§ **DESCRIPTION OF THE TASK**: In the entries, take the part that opens with the line containing "i need the location" and closes with the line containing "insurer-form <box>16 503 154 582</box>". Rename "ruled-line" to "horizontal-rule" throughout it and give back only those lines, with everything else unchanged.

§ **INPUT**:
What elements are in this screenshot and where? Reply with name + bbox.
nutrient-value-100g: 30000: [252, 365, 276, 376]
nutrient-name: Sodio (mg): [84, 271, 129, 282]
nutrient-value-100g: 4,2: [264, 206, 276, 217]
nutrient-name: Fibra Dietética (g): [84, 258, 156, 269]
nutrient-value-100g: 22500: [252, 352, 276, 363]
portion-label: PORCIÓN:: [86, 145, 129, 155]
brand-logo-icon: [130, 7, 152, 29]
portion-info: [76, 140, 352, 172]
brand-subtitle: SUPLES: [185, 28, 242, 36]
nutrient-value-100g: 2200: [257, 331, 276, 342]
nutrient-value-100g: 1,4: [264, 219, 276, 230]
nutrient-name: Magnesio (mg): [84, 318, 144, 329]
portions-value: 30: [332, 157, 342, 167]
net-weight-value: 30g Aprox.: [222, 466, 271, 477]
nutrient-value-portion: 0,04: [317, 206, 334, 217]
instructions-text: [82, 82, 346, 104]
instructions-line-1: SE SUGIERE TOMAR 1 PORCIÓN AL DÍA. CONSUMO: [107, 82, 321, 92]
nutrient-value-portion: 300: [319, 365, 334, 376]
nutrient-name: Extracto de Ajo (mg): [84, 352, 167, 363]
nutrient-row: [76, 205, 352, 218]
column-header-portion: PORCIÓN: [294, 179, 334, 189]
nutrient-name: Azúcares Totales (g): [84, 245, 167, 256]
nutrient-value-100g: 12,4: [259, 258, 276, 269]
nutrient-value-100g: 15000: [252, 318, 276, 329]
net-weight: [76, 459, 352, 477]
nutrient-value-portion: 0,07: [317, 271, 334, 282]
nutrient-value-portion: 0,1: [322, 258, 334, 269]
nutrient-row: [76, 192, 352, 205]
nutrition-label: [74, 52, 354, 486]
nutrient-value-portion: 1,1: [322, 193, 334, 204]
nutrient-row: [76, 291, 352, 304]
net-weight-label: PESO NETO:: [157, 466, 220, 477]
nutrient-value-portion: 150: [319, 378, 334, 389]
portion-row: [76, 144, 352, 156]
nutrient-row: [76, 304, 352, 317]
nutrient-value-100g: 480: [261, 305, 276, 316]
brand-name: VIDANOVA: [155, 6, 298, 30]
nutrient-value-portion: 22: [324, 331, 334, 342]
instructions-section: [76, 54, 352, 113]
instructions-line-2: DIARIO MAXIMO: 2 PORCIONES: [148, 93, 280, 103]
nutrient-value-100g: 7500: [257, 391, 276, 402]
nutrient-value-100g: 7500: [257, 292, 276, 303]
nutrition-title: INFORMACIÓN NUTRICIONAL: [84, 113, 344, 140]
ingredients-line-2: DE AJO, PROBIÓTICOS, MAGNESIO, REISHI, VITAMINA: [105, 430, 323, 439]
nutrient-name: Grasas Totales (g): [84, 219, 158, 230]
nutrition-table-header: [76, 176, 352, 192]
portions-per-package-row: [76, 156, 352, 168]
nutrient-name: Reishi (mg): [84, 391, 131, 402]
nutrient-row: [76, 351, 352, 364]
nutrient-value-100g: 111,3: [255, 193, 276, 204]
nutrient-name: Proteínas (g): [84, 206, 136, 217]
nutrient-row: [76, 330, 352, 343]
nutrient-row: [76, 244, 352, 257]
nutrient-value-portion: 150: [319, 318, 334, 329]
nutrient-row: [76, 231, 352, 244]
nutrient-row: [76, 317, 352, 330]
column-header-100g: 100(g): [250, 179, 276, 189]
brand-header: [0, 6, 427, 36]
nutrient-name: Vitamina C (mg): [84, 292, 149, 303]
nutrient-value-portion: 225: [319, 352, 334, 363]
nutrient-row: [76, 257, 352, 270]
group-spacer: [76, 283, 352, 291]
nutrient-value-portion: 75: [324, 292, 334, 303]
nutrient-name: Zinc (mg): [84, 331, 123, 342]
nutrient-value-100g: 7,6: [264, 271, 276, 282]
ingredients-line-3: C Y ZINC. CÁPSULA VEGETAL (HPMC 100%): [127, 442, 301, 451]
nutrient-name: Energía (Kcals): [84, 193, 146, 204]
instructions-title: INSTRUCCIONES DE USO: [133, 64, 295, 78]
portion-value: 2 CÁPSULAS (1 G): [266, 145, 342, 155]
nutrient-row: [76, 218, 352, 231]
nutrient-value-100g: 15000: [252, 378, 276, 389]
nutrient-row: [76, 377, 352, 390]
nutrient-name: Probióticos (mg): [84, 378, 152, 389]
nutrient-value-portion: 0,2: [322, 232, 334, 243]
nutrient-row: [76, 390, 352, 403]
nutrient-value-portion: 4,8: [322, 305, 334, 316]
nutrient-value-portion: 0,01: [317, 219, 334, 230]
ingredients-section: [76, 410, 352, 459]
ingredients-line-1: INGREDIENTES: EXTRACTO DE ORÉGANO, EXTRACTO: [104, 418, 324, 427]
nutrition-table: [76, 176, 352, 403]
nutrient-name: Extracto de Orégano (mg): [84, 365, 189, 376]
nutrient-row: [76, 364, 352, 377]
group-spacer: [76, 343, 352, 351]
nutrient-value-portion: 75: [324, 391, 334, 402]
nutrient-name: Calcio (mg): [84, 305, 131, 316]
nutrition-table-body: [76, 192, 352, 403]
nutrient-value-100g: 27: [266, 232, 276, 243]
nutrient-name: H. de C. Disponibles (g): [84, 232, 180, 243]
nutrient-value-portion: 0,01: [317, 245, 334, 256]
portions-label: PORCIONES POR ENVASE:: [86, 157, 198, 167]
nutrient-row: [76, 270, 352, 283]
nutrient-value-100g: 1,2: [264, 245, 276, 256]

---

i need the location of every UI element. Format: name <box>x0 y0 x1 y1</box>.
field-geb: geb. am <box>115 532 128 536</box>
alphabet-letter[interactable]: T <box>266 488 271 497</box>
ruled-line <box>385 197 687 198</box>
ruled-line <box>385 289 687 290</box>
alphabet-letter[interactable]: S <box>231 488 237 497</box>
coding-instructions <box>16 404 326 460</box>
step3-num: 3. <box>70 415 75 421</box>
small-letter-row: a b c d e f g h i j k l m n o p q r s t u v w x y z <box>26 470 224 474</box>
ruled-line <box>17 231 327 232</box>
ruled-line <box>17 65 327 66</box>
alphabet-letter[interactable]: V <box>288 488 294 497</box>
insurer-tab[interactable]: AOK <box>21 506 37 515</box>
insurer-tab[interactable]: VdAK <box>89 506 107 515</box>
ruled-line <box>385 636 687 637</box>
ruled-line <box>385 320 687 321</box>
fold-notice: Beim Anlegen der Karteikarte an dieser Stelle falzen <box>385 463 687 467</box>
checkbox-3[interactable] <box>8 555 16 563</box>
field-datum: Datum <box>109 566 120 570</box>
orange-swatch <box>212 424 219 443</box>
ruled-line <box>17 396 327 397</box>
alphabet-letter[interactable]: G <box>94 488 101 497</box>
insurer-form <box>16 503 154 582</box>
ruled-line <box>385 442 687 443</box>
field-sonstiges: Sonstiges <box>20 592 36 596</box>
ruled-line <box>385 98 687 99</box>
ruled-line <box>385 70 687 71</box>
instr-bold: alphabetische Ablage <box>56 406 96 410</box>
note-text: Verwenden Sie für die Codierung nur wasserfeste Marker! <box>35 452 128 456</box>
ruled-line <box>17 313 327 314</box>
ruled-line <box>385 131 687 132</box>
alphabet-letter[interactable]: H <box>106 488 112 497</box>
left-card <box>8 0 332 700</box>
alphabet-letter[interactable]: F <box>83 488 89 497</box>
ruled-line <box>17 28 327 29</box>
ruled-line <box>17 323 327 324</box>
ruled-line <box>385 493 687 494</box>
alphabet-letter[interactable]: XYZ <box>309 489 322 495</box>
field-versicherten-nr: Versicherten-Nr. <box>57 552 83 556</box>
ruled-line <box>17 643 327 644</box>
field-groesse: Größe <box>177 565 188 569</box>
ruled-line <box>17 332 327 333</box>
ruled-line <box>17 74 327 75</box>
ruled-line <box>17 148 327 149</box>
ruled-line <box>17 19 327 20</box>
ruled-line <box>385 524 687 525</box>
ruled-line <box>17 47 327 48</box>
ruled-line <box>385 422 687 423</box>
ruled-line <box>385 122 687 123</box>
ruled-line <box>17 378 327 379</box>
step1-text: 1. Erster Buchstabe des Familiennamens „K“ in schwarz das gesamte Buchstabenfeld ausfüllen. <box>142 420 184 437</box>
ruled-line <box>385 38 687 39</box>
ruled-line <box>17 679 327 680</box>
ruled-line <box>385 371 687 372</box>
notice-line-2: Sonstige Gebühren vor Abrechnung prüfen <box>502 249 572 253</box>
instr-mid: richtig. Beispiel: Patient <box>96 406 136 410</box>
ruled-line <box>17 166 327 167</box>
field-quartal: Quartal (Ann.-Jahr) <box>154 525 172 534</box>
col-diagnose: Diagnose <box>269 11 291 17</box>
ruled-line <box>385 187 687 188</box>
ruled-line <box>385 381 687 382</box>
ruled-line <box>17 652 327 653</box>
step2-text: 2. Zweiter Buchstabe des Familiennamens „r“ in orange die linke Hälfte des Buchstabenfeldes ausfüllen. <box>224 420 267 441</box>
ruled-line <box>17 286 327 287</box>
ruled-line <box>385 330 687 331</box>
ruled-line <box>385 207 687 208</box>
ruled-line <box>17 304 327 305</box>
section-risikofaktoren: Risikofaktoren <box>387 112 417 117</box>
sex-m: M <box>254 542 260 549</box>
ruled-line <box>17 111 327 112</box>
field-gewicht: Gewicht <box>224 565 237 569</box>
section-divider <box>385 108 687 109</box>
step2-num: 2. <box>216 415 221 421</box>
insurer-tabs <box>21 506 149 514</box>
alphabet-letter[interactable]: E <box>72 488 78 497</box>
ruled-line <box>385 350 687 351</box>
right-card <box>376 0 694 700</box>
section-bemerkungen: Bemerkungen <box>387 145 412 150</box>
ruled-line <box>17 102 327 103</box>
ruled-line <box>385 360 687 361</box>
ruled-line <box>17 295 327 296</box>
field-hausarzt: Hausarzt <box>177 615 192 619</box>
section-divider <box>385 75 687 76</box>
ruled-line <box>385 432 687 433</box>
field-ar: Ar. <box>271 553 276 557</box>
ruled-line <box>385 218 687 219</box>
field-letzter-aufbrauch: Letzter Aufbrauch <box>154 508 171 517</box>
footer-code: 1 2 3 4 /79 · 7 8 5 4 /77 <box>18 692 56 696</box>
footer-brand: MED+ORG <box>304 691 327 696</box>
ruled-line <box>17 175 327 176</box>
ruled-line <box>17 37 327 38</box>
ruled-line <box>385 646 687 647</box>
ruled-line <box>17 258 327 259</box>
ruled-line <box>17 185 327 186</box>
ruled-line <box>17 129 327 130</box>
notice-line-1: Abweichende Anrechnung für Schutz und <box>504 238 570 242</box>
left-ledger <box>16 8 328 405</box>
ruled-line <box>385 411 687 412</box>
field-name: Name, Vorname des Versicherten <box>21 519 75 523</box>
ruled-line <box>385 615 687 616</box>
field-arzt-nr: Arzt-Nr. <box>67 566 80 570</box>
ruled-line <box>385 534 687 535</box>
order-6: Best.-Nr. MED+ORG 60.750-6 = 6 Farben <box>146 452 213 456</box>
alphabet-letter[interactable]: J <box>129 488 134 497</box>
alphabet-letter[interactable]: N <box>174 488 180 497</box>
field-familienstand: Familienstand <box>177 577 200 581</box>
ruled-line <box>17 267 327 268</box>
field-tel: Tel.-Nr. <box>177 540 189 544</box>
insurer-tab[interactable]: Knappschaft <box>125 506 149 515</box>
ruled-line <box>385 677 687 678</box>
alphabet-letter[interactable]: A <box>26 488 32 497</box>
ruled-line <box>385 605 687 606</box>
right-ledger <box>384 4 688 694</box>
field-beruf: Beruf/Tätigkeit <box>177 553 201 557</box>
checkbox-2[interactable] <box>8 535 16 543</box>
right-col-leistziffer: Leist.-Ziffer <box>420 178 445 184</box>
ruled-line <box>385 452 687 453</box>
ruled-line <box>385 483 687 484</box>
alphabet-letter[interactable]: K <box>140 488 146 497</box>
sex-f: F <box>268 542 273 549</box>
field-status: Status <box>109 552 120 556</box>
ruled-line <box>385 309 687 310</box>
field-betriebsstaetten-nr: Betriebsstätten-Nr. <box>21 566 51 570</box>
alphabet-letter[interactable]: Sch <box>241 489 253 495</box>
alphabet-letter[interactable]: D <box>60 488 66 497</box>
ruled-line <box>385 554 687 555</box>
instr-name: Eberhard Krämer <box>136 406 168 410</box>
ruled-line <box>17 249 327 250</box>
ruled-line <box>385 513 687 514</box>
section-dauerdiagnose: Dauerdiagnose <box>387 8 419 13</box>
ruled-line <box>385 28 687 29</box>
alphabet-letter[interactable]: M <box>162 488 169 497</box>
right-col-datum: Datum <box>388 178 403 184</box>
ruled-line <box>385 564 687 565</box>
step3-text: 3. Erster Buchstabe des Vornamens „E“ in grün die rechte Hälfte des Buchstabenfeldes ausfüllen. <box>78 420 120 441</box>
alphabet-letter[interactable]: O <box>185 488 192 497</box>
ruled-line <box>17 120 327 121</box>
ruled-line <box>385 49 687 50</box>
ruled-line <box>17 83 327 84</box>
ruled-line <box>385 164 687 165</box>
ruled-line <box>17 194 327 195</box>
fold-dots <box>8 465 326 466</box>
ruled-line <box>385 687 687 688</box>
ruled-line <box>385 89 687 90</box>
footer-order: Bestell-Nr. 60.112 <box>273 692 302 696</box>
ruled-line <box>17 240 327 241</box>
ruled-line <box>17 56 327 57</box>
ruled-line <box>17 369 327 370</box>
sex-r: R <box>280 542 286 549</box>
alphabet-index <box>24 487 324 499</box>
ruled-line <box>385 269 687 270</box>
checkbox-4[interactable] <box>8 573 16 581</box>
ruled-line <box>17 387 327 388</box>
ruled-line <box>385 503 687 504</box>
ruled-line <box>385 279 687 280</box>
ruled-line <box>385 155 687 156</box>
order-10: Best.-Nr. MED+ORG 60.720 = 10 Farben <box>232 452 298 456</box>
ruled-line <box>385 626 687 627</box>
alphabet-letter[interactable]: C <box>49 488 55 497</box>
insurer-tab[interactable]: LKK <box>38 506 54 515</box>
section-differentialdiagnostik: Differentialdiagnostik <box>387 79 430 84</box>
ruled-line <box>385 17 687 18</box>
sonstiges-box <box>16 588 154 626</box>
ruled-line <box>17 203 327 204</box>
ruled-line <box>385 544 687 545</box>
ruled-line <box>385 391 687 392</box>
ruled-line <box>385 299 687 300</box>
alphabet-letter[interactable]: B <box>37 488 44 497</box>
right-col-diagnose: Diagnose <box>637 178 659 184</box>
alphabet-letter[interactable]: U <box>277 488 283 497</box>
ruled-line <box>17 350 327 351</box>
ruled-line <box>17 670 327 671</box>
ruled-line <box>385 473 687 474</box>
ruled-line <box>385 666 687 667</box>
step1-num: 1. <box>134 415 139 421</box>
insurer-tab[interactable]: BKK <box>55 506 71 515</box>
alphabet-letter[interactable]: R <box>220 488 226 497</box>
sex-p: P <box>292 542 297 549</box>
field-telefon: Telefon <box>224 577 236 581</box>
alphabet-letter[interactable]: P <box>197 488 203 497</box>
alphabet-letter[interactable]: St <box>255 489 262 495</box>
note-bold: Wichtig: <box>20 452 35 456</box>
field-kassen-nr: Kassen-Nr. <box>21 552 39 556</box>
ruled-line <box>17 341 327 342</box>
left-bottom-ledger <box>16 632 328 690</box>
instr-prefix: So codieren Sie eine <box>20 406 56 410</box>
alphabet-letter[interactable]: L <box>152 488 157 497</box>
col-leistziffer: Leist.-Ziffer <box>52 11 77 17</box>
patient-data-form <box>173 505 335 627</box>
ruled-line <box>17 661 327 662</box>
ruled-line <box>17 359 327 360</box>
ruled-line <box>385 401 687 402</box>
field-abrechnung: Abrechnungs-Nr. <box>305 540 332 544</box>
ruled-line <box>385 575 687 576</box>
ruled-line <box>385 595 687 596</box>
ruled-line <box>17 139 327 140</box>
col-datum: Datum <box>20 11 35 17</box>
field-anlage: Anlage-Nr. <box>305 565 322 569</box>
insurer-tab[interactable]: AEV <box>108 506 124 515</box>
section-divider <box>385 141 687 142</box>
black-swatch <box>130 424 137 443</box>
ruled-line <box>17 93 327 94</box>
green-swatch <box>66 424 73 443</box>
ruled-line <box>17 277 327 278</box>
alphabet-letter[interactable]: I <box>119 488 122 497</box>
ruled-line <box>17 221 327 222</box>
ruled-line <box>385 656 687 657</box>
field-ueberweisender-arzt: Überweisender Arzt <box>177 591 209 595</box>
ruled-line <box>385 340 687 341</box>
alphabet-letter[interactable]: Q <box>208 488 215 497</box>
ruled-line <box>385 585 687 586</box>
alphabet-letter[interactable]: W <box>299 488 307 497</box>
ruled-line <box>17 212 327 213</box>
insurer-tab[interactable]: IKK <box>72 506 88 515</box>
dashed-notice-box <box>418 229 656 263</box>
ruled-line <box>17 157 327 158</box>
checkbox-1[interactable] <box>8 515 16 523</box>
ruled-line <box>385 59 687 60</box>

§ **OUTPUT FOR THIS TASK**:
i need the location of every UI element. Format: name <box>x0 y0 x1 y1</box>.
field-geb: geb. am <box>115 532 128 536</box>
alphabet-letter[interactable]: T <box>266 488 271 497</box>
horizontal-rule <box>385 197 687 198</box>
horizontal-rule <box>385 289 687 290</box>
alphabet-letter[interactable]: S <box>231 488 237 497</box>
coding-instructions <box>16 404 326 460</box>
step3-num: 3. <box>70 415 75 421</box>
small-letter-row: a b c d e f g h i j k l m n o p q r s t u v w x y z <box>26 470 224 474</box>
horizontal-rule <box>17 231 327 232</box>
horizontal-rule <box>17 65 327 66</box>
alphabet-letter[interactable]: V <box>288 488 294 497</box>
insurer-tab[interactable]: AOK <box>21 506 37 515</box>
insurer-tab[interactable]: VdAK <box>89 506 107 515</box>
horizontal-rule <box>385 636 687 637</box>
horizontal-rule <box>385 320 687 321</box>
fold-notice: Beim Anlegen der Karteikarte an dieser Stelle falzen <box>385 463 687 467</box>
checkbox-3[interactable] <box>8 555 16 563</box>
field-datum: Datum <box>109 566 120 570</box>
orange-swatch <box>212 424 219 443</box>
horizontal-rule <box>17 396 327 397</box>
alphabet-letter[interactable]: G <box>94 488 101 497</box>
insurer-form <box>16 503 154 582</box>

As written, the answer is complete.